- _GIVEN REQUEST_
Reproduce every record exactly as it appears, but not the pictures.

- _MATERIAL_
····················
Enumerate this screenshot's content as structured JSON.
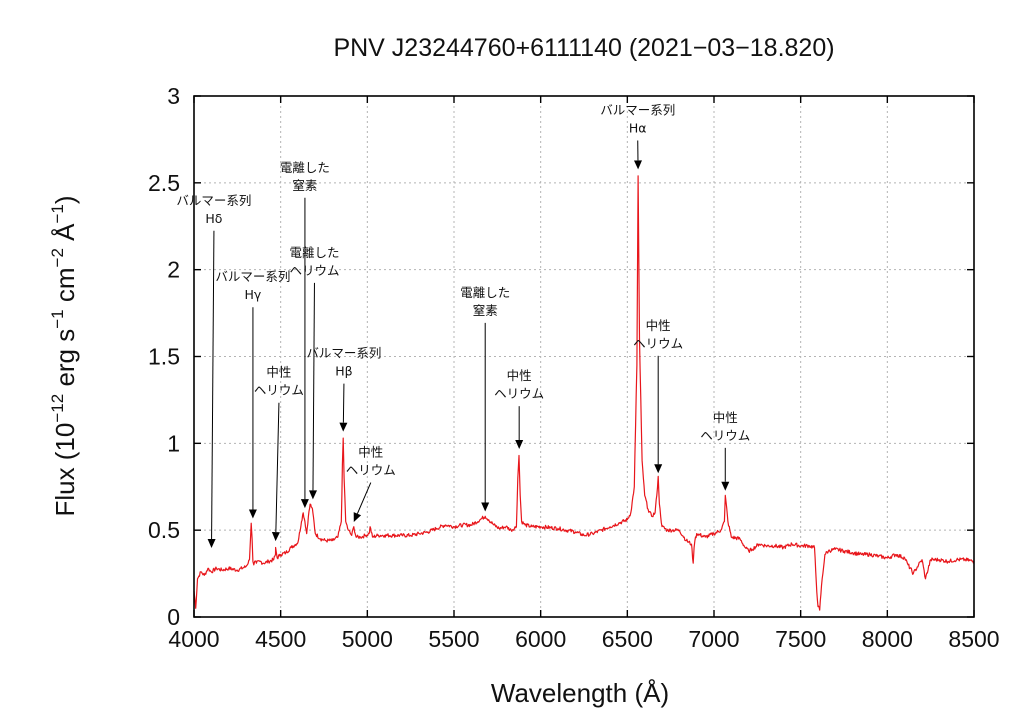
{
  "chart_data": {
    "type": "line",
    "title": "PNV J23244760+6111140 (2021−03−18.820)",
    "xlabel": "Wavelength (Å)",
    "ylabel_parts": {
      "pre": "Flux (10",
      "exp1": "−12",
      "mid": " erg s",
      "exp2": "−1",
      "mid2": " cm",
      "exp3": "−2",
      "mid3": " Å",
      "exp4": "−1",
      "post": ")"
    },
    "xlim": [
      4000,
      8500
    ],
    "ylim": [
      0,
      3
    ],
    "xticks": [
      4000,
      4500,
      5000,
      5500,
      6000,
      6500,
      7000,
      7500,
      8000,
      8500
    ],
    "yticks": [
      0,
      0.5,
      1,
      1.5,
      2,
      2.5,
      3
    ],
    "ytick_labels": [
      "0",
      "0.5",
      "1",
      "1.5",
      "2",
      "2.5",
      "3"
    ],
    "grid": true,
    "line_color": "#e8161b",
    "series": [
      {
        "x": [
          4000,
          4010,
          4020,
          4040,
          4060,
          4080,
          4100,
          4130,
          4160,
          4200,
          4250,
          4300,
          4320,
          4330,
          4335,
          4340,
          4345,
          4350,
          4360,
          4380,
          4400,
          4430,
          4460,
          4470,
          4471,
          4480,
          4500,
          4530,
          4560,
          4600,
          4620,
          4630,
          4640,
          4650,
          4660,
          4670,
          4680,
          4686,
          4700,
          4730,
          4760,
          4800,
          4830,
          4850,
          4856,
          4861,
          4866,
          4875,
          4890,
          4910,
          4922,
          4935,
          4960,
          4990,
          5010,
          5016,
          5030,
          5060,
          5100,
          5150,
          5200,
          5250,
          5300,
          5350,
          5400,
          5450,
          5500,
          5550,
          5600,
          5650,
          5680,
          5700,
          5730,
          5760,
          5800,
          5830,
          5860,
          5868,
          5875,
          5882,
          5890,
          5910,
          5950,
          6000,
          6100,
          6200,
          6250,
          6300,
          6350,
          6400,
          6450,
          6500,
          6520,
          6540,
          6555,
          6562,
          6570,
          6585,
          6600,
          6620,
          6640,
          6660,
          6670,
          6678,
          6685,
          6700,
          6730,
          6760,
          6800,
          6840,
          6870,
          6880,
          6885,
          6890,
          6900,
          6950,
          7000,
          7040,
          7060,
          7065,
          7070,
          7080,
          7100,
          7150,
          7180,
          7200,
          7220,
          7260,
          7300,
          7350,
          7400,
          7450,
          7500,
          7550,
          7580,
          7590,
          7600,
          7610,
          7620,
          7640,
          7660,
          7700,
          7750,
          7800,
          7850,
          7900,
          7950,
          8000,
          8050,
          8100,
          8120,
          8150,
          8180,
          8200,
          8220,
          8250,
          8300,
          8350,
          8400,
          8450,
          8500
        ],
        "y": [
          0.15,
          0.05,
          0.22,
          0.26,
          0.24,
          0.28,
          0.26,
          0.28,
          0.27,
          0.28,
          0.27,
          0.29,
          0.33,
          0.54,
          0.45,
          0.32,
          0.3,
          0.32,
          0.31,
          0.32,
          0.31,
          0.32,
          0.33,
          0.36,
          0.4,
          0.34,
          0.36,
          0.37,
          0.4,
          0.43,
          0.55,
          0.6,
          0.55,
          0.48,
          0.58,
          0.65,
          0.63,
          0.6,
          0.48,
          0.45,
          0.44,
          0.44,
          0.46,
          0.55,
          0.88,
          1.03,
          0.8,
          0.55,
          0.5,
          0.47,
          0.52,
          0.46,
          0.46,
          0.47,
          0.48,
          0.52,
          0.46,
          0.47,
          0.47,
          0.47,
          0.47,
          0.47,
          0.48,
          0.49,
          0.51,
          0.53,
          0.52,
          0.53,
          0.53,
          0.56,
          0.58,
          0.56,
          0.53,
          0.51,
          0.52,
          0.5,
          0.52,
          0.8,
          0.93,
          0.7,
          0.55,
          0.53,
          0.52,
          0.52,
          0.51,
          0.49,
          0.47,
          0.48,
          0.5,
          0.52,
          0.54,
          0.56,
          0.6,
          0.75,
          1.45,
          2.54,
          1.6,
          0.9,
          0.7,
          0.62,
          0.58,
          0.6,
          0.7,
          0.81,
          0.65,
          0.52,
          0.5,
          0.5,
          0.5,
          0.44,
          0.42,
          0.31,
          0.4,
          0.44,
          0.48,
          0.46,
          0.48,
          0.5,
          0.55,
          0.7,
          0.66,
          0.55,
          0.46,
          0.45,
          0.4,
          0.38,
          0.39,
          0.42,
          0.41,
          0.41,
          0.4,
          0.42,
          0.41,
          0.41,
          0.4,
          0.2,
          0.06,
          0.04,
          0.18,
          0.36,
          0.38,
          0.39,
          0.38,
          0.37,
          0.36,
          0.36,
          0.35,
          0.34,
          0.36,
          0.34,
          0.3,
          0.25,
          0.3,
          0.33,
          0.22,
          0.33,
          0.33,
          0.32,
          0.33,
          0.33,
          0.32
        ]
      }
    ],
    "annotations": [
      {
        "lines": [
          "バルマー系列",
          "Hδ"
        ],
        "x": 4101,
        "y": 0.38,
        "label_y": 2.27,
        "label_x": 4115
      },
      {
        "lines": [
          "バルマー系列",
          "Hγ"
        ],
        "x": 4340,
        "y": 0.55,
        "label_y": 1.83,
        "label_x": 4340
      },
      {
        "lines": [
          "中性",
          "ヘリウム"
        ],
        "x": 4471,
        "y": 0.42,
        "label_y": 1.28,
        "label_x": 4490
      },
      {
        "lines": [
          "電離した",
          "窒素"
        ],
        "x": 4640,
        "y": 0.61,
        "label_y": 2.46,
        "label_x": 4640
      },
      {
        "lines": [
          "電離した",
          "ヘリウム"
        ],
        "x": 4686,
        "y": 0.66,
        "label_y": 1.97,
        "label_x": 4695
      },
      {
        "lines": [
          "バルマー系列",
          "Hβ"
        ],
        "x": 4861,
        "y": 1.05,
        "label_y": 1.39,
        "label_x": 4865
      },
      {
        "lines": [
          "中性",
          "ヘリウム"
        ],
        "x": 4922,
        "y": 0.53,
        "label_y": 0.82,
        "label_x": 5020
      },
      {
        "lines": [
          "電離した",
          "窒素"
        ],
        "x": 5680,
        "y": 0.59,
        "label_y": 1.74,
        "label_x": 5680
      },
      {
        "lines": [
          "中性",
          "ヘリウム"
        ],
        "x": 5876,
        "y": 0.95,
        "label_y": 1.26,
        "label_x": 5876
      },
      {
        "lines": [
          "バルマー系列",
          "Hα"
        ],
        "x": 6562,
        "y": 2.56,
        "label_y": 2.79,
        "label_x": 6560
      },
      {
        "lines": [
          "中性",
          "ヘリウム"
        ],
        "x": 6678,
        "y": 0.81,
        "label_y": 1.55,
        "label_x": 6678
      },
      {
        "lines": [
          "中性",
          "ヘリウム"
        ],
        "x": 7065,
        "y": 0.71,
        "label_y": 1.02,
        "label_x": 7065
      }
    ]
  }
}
····················
- _TASK SOLUTION_
Enumerate this screenshot's content as structured JSON.
{
  "chart_data": {
    "type": "line",
    "title": "PNV J23244760+6111140 (2021−03−18.820)",
    "xlabel": "Wavelength (Å)",
    "ylabel_parts": {
      "pre": "Flux (10",
      "exp1": "−12",
      "mid": " erg s",
      "exp2": "−1",
      "mid2": " cm",
      "exp3": "−2",
      "mid3": " Å",
      "exp4": "−1",
      "post": ")"
    },
    "xlim": [
      4000,
      8500
    ],
    "ylim": [
      0,
      3
    ],
    "xticks": [
      4000,
      4500,
      5000,
      5500,
      6000,
      6500,
      7000,
      7500,
      8000,
      8500
    ],
    "yticks": [
      0,
      0.5,
      1,
      1.5,
      2,
      2.5,
      3
    ],
    "ytick_labels": [
      "0",
      "0.5",
      "1",
      "1.5",
      "2",
      "2.5",
      "3"
    ],
    "grid": true,
    "line_color": "#e8161b",
    "series": [
      {
        "x": [
          4000,
          4010,
          4020,
          4040,
          4060,
          4080,
          4100,
          4130,
          4160,
          4200,
          4250,
          4300,
          4320,
          4330,
          4335,
          4340,
          4345,
          4350,
          4360,
          4380,
          4400,
          4430,
          4460,
          4470,
          4471,
          4480,
          4500,
          4530,
          4560,
          4600,
          4620,
          4630,
          4640,
          4650,
          4660,
          4670,
          4680,
          4686,
          4700,
          4730,
          4760,
          4800,
          4830,
          4850,
          4856,
          4861,
          4866,
          4875,
          4890,
          4910,
          4922,
          4935,
          4960,
          4990,
          5010,
          5016,
          5030,
          5060,
          5100,
          5150,
          5200,
          5250,
          5300,
          5350,
          5400,
          5450,
          5500,
          5550,
          5600,
          5650,
          5680,
          5700,
          5730,
          5760,
          5800,
          5830,
          5860,
          5868,
          5875,
          5882,
          5890,
          5910,
          5950,
          6000,
          6100,
          6200,
          6250,
          6300,
          6350,
          6400,
          6450,
          6500,
          6520,
          6540,
          6555,
          6562,
          6570,
          6585,
          6600,
          6620,
          6640,
          6660,
          6670,
          6678,
          6685,
          6700,
          6730,
          6760,
          6800,
          6840,
          6870,
          6880,
          6885,
          6890,
          6900,
          6950,
          7000,
          7040,
          7060,
          7065,
          7070,
          7080,
          7100,
          7150,
          7180,
          7200,
          7220,
          7260,
          7300,
          7350,
          7400,
          7450,
          7500,
          7550,
          7580,
          7590,
          7600,
          7610,
          7620,
          7640,
          7660,
          7700,
          7750,
          7800,
          7850,
          7900,
          7950,
          8000,
          8050,
          8100,
          8120,
          8150,
          8180,
          8200,
          8220,
          8250,
          8300,
          8350,
          8400,
          8450,
          8500
        ],
        "y": [
          0.15,
          0.05,
          0.22,
          0.26,
          0.24,
          0.28,
          0.26,
          0.28,
          0.27,
          0.28,
          0.27,
          0.29,
          0.33,
          0.54,
          0.45,
          0.32,
          0.3,
          0.32,
          0.31,
          0.32,
          0.31,
          0.32,
          0.33,
          0.36,
          0.4,
          0.34,
          0.36,
          0.37,
          0.4,
          0.43,
          0.55,
          0.6,
          0.55,
          0.48,
          0.58,
          0.65,
          0.63,
          0.6,
          0.48,
          0.45,
          0.44,
          0.44,
          0.46,
          0.55,
          0.88,
          1.03,
          0.8,
          0.55,
          0.5,
          0.47,
          0.52,
          0.46,
          0.46,
          0.47,
          0.48,
          0.52,
          0.46,
          0.47,
          0.47,
          0.47,
          0.47,
          0.47,
          0.48,
          0.49,
          0.51,
          0.53,
          0.52,
          0.53,
          0.53,
          0.56,
          0.58,
          0.56,
          0.53,
          0.51,
          0.52,
          0.5,
          0.52,
          0.8,
          0.93,
          0.7,
          0.55,
          0.53,
          0.52,
          0.52,
          0.51,
          0.49,
          0.47,
          0.48,
          0.5,
          0.52,
          0.54,
          0.56,
          0.6,
          0.75,
          1.45,
          2.54,
          1.6,
          0.9,
          0.7,
          0.62,
          0.58,
          0.6,
          0.7,
          0.81,
          0.65,
          0.52,
          0.5,
          0.5,
          0.5,
          0.44,
          0.42,
          0.31,
          0.4,
          0.44,
          0.48,
          0.46,
          0.48,
          0.5,
          0.55,
          0.7,
          0.66,
          0.55,
          0.46,
          0.45,
          0.4,
          0.38,
          0.39,
          0.42,
          0.41,
          0.41,
          0.4,
          0.42,
          0.41,
          0.41,
          0.4,
          0.2,
          0.06,
          0.04,
          0.18,
          0.36,
          0.38,
          0.39,
          0.38,
          0.37,
          0.36,
          0.36,
          0.35,
          0.34,
          0.36,
          0.34,
          0.3,
          0.25,
          0.3,
          0.33,
          0.22,
          0.33,
          0.33,
          0.32,
          0.33,
          0.33,
          0.32
        ]
      }
    ],
    "annotations": [
      {
        "lines": [
          "バルマー系列",
          "Hδ"
        ],
        "x": 4101,
        "y": 0.38,
        "label_y": 2.27,
        "label_x": 4115
      },
      {
        "lines": [
          "バルマー系列",
          "Hγ"
        ],
        "x": 4340,
        "y": 0.55,
        "label_y": 1.83,
        "label_x": 4340
      },
      {
        "lines": [
          "中性",
          "ヘリウム"
        ],
        "x": 4471,
        "y": 0.42,
        "label_y": 1.28,
        "label_x": 4490
      },
      {
        "lines": [
          "電離した",
          "窒素"
        ],
        "x": 4640,
        "y": 0.61,
        "label_y": 2.46,
        "label_x": 4640
      },
      {
        "lines": [
          "電離した",
          "ヘリウム"
        ],
        "x": 4686,
        "y": 0.66,
        "label_y": 1.97,
        "label_x": 4695
      },
      {
        "lines": [
          "バルマー系列",
          "Hβ"
        ],
        "x": 4861,
        "y": 1.05,
        "label_y": 1.39,
        "label_x": 4865
      },
      {
        "lines": [
          "中性",
          "ヘリウム"
        ],
        "x": 4922,
        "y": 0.53,
        "label_y": 0.82,
        "label_x": 5020
      },
      {
        "lines": [
          "電離した",
          "窒素"
        ],
        "x": 5680,
        "y": 0.59,
        "label_y": 1.74,
        "label_x": 5680
      },
      {
        "lines": [
          "中性",
          "ヘリウム"
        ],
        "x": 5876,
        "y": 0.95,
        "label_y": 1.26,
        "label_x": 5876
      },
      {
        "lines": [
          "バルマー系列",
          "Hα"
        ],
        "x": 6562,
        "y": 2.56,
        "label_y": 2.79,
        "label_x": 6560
      },
      {
        "lines": [
          "中性",
          "ヘリウム"
        ],
        "x": 6678,
        "y": 0.81,
        "label_y": 1.55,
        "label_x": 6678
      },
      {
        "lines": [
          "中性",
          "ヘリウム"
        ],
        "x": 7065,
        "y": 0.71,
        "label_y": 1.02,
        "label_x": 7065
      }
    ]
  }
}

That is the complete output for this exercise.